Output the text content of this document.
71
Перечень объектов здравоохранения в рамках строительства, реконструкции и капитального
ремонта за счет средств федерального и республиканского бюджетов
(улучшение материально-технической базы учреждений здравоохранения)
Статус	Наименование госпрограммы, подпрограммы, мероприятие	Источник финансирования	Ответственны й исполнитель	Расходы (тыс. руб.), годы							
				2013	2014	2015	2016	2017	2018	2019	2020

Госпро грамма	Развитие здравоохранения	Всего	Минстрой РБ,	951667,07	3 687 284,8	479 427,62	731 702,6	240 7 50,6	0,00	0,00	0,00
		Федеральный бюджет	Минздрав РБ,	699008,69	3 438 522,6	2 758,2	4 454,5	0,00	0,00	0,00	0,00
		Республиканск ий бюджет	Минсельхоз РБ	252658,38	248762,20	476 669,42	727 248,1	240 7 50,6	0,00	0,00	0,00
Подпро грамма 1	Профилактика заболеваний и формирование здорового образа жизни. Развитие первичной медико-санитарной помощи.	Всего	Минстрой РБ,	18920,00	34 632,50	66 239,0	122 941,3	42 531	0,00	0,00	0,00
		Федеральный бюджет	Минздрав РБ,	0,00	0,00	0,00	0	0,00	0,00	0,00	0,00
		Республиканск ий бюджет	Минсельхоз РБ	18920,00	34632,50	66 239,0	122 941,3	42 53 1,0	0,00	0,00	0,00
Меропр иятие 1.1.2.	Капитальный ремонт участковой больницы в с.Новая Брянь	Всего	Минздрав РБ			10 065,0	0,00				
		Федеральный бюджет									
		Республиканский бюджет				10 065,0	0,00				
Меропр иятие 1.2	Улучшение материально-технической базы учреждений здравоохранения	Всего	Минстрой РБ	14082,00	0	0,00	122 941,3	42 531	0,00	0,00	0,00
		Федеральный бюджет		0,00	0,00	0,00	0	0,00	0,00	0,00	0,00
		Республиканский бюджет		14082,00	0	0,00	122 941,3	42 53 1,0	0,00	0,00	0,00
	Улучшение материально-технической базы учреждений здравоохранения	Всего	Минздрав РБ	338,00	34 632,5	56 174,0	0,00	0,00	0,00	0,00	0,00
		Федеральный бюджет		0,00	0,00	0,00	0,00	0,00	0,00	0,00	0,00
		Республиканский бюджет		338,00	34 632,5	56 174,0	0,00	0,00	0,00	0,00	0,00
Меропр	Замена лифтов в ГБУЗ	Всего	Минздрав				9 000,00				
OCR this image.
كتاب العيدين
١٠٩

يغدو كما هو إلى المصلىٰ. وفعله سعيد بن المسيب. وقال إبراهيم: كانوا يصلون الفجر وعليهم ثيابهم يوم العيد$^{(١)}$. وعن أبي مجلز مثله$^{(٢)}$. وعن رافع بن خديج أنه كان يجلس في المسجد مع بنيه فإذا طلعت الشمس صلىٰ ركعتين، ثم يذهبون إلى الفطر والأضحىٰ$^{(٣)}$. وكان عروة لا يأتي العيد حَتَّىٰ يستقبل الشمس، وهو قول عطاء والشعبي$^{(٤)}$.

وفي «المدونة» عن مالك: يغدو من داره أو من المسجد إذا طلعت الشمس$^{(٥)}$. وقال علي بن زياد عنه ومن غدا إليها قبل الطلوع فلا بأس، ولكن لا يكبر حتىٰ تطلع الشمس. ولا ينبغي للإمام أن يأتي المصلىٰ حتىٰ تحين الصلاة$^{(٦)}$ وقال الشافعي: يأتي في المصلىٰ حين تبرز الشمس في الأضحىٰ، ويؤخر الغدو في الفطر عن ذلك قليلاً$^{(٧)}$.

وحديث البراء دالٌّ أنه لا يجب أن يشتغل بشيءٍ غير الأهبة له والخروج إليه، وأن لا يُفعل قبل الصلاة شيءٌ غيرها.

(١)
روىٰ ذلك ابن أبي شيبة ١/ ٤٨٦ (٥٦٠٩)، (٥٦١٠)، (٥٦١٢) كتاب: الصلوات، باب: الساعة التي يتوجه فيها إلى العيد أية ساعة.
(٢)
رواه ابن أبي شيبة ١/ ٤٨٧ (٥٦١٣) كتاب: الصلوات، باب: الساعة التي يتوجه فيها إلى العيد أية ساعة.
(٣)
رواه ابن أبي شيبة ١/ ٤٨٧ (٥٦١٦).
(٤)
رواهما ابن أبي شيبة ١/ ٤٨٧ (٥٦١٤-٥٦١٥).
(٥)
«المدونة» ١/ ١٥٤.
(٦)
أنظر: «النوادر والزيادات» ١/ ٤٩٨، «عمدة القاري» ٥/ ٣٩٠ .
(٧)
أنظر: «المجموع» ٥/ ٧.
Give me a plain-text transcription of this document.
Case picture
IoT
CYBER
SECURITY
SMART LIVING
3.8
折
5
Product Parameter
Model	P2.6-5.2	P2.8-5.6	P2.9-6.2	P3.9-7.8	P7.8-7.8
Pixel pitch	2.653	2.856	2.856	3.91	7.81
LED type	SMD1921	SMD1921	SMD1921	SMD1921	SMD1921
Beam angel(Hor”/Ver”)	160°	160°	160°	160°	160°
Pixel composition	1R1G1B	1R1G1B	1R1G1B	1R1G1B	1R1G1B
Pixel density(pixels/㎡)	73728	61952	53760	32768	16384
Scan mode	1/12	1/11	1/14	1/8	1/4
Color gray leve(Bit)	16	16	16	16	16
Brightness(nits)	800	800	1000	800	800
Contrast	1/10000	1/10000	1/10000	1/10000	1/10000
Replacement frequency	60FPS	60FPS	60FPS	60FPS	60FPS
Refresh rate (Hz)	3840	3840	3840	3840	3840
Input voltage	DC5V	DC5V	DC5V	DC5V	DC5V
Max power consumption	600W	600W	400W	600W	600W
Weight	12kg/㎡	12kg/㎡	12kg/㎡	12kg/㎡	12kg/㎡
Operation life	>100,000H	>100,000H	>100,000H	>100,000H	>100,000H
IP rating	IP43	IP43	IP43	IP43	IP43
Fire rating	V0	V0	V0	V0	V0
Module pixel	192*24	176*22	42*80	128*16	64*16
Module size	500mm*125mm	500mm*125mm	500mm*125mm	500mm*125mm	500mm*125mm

* * *

**PROBLEM REQUIREMENTS**:
Search the records for the word "Минстрой" and copy every line where it occurs.

**SOLVED PROBLEM**:
Госпро грамма	Развитие здравоохранения	Всего	Минстрой РБ,	951667,07	3 687 284,8	479 427,62	731 702,6	240 7 50,6	0,00	0,00	0,00
Подпро грамма 1	Профилактика заболеваний и формирование здорового образа жизни. Развитие первичной медико-санитарной помощи.	Всего	Минстрой РБ,	18920,00	34 632,50	66 239,0	122 941,3	42 531	0,00	0,00	0,00
Меропр иятие 1.2	Улучшение материально-технической базы учреждений здравоохранения	Всего	Минстрой РБ	14082,00	0	0,00	122 941,3	42 531	0,00	0,00	0,00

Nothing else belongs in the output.